**Exercise:** Extract all of the data and reproduce it precisely.

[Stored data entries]
[START]

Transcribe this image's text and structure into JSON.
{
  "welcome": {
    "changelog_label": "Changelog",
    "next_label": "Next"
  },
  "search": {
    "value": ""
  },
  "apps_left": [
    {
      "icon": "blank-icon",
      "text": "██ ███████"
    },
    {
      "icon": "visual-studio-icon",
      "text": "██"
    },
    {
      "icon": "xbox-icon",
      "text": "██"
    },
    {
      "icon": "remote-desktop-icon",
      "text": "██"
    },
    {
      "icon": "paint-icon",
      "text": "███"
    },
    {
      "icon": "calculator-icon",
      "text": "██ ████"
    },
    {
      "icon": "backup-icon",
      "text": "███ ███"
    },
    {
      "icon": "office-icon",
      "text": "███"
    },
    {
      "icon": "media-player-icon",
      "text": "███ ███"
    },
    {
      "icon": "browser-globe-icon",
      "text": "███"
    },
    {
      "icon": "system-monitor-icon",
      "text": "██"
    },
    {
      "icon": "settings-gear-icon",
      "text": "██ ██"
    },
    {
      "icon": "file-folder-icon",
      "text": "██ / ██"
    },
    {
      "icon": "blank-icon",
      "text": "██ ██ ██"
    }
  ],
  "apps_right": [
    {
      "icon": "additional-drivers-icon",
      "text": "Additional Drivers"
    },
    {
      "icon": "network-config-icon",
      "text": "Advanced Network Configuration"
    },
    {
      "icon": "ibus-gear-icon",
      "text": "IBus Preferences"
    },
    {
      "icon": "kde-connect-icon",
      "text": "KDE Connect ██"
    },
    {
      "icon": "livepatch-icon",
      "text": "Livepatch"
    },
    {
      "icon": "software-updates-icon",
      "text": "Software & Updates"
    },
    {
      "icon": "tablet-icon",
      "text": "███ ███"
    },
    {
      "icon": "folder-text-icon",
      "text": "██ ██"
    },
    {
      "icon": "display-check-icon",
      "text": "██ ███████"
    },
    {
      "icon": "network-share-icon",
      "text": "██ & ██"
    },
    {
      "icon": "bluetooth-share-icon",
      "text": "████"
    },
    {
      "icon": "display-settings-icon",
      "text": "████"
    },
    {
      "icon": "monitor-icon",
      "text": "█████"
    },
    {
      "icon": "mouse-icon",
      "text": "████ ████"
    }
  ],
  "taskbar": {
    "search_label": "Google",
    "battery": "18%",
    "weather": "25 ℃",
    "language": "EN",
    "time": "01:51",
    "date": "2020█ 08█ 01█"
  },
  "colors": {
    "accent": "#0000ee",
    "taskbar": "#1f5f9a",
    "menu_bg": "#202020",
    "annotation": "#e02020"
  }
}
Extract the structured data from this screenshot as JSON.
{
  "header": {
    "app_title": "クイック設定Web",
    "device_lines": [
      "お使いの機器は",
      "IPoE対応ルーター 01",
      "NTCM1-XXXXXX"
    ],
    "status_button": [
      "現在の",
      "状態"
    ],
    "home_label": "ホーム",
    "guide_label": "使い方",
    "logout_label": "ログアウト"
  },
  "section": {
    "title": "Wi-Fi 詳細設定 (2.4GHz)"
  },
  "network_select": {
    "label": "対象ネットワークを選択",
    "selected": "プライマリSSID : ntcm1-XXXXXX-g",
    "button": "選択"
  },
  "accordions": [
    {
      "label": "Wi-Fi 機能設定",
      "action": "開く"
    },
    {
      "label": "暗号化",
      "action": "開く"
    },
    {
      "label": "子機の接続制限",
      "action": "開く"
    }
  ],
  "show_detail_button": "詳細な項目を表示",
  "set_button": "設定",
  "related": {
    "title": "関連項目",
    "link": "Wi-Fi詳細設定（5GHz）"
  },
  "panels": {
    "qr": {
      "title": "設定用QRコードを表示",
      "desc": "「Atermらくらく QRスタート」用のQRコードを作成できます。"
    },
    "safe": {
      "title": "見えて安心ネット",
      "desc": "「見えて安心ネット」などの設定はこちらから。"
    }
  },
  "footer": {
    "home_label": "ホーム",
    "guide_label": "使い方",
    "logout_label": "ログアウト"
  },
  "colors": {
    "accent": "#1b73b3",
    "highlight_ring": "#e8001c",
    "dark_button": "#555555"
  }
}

[END]

**Complete answer:**
Transcribe this image's text and structure into JSON.
{
  "welcome": {
    "changelog_label": "Changelog",
    "next_label": "Next"
  },
  "search": {
    "value": ""
  },
  "apps_left": [
    {
      "icon": "blank-icon",
      "text": "██ ███████"
    },
    {
      "icon": "visual-studio-icon",
      "text": "██"
    },
    {
      "icon": "xbox-icon",
      "text": "██"
    },
    {
      "icon": "remote-desktop-icon",
      "text": "██"
    },
    {
      "icon": "paint-icon",
      "text": "███"
    },
    {
      "icon": "calculator-icon",
      "text": "██ ████"
    },
    {
      "icon": "backup-icon",
      "text": "███ ███"
    },
    {
      "icon": "office-icon",
      "text": "███"
    },
    {
      "icon": "media-player-icon",
      "text": "███ ███"
    },
    {
      "icon": "browser-globe-icon",
      "text": "███"
    },
    {
      "icon": "system-monitor-icon",
      "text": "██"
    },
    {
      "icon": "settings-gear-icon",
      "text": "██ ██"
    },
    {
      "icon": "file-folder-icon",
      "text": "██ / ██"
    },
    {
      "icon": "blank-icon",
      "text": "██ ██ ██"
    }
  ],
  "apps_right": [
    {
      "icon": "additional-drivers-icon",
      "text": "Additional Drivers"
    },
    {
      "icon": "network-config-icon",
      "text": "Advanced Network Configuration"
    },
    {
      "icon": "ibus-gear-icon",
      "text": "IBus Preferences"
    },
    {
      "icon": "kde-connect-icon",
      "text": "KDE Connect ██"
    },
    {
      "icon": "livepatch-icon",
      "text": "Livepatch"
    },
    {
      "icon": "software-updates-icon",
      "text": "Software & Updates"
    },
    {
      "icon": "tablet-icon",
      "text": "███ ███"
    },
    {
      "icon": "folder-text-icon",
      "text": "██ ██"
    },
    {
      "icon": "display-check-icon",
      "text": "██ ███████"
    },
    {
      "icon": "network-share-icon",
      "text": "██ & ██"
    },
    {
      "icon": "bluetooth-share-icon",
      "text": "████"
    },
    {
      "icon": "display-settings-icon",
      "text": "████"
    },
    {
      "icon": "monitor-icon",
      "text": "█████"
    },
    {
      "icon": "mouse-icon",
      "text": "████ ████"
    }
  ],
  "taskbar": {
    "search_label": "Google",
    "battery": "18%",
    "weather": "25 ℃",
    "language": "EN",
    "time": "01:51",
    "date": "2020█ 08█ 01█"
  },
  "colors": {
    "accent": "#0000ee",
    "taskbar": "#1f5f9a",
    "menu_bg": "#202020",
    "annotation": "#e02020"
  }
}
Extract the structured data from this screenshot as JSON.
{
  "header": {
    "app_title": "クイック設定Web",
    "device_lines": [
      "お使いの機器は",
      "IPoE対応ルーター 01",
      "NTCM1-XXXXXX"
    ],
    "status_button": [
      "現在の",
      "状態"
    ],
    "home_label": "ホーム",
    "guide_label": "使い方",
    "logout_label": "ログアウト"
  },
  "section": {
    "title": "Wi-Fi 詳細設定 (2.4GHz)"
  },
  "network_select": {
    "label": "対象ネットワークを選択",
    "selected": "プライマリSSID : ntcm1-XXXXXX-g",
    "button": "選択"
  },
  "accordions": [
    {
      "label": "Wi-Fi 機能設定",
      "action": "開く"
    },
    {
      "label": "暗号化",
      "action": "開く"
    },
    {
      "label": "子機の接続制限",
      "action": "開く"
    }
  ],
  "show_detail_button": "詳細な項目を表示",
  "set_button": "設定",
  "related": {
    "title": "関連項目",
    "link": "Wi-Fi詳細設定（5GHz）"
  },
  "panels": {
    "qr": {
      "title": "設定用QRコードを表示",
      "desc": "「Atermらくらく QRスタート」用のQRコードを作成できます。"
    },
    "safe": {
      "title": "見えて安心ネット",
      "desc": "「見えて安心ネット」などの設定はこちらから。"
    }
  },
  "footer": {
    "home_label": "ホーム",
    "guide_label": "使い方",
    "logout_label": "ログアウト"
  },
  "colors": {
    "accent": "#1b73b3",
    "highlight_ring": "#e8001c",
    "dark_button": "#555555"
  }
}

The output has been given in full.